Stated goal: Find each line holding the word "this" and give the total alone.

Material:
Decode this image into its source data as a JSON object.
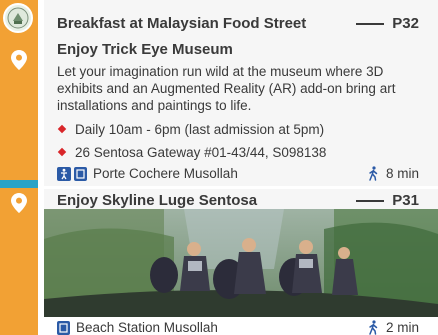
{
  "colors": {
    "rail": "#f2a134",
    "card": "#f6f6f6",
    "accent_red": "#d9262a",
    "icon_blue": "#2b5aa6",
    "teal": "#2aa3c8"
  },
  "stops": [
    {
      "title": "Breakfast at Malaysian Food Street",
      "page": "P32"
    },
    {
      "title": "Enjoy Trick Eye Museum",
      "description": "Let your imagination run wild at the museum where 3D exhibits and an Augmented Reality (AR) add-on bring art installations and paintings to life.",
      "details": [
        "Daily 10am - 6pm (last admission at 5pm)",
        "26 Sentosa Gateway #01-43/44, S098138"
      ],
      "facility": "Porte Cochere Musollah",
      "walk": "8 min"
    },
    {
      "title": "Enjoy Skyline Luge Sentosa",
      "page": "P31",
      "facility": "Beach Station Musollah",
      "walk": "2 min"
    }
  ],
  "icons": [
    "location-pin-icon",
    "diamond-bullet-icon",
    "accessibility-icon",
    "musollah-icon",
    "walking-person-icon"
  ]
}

* * *

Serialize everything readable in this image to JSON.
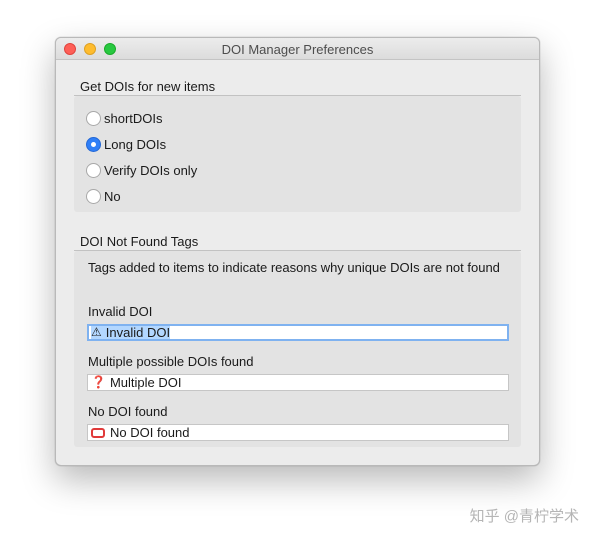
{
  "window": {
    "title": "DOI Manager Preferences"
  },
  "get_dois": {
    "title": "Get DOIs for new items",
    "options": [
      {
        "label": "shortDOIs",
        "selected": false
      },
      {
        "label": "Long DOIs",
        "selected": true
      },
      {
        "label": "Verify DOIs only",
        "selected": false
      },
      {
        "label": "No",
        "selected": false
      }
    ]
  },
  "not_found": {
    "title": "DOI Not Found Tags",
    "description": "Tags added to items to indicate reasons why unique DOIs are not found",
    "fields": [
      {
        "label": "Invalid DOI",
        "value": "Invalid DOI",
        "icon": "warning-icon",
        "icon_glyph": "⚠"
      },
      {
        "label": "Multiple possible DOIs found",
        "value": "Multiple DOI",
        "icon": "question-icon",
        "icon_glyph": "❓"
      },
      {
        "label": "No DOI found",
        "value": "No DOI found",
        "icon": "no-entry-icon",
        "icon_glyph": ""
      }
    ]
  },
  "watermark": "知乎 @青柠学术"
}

Task result: 2